▶ _WHAT THE TASK REQUIRES_
Pick out the lines below that include the string "Using".

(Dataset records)
—————

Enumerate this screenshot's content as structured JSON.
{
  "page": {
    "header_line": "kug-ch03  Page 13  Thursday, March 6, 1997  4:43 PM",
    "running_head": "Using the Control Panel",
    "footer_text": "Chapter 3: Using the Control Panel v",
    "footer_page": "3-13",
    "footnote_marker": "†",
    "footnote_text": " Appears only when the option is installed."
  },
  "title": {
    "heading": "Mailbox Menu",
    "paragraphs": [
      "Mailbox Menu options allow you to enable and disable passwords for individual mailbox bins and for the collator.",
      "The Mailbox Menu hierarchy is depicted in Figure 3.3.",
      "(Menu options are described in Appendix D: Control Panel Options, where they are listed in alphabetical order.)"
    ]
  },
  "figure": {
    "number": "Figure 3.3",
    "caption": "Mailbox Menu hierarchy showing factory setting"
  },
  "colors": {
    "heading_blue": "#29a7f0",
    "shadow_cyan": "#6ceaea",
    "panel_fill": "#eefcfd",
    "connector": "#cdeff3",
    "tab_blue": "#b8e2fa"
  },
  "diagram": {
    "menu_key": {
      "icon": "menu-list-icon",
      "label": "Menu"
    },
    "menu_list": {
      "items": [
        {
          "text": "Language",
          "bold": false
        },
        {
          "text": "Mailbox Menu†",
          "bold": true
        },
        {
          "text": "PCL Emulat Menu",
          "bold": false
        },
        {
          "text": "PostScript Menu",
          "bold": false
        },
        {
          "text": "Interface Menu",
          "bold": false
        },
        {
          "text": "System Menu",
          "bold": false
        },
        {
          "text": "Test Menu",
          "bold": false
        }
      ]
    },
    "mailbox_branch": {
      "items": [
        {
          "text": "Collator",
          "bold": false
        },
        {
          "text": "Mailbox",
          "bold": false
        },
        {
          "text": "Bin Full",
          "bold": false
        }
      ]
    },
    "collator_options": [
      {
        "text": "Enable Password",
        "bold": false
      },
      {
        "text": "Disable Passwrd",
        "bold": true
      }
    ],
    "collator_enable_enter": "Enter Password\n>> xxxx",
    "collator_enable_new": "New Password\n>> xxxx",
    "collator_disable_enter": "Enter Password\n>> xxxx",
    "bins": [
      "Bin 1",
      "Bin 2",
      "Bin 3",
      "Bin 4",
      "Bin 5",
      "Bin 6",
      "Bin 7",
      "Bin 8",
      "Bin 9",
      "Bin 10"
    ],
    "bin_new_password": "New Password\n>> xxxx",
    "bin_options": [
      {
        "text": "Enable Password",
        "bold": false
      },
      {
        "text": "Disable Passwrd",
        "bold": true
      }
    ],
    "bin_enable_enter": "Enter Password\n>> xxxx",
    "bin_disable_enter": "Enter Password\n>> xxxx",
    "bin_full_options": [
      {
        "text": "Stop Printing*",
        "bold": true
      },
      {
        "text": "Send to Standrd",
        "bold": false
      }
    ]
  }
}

—————

▶ _THE SOLUTION_
    "running_head": "Using the Control Panel",
    "footer_text": "Chapter 3: Using the Control Panel v",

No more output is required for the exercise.